# AIM
Copy out all lines with the word "utiliza" in them.

[Data entries]
☆ ☆ ☆ ☆

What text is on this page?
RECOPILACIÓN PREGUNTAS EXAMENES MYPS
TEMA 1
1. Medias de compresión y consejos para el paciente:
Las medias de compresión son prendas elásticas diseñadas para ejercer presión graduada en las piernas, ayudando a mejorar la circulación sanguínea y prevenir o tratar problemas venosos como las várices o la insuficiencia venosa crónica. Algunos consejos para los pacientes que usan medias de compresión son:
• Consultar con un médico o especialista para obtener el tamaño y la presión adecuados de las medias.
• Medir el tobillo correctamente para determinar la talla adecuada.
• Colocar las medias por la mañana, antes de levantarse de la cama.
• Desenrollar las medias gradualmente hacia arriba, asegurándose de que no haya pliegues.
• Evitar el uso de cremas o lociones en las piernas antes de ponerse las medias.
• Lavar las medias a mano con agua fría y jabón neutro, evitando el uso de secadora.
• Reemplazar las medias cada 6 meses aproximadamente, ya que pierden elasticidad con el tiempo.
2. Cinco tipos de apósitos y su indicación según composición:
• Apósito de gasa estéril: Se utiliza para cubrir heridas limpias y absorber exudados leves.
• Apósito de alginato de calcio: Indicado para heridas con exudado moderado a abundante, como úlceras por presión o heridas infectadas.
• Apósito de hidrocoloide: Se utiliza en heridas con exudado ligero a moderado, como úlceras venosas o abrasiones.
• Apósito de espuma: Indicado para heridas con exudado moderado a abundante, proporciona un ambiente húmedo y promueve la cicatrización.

☆ ☆ ☆ ☆

# REPLY
• Apósito de gasa estéril: Se utiliza para cubrir heridas limpias y absorber exudados leves.
• Apósito de hidrocoloide: Se utiliza en heridas con exudado ligero a moderado, como úlceras venosas o abrasiones.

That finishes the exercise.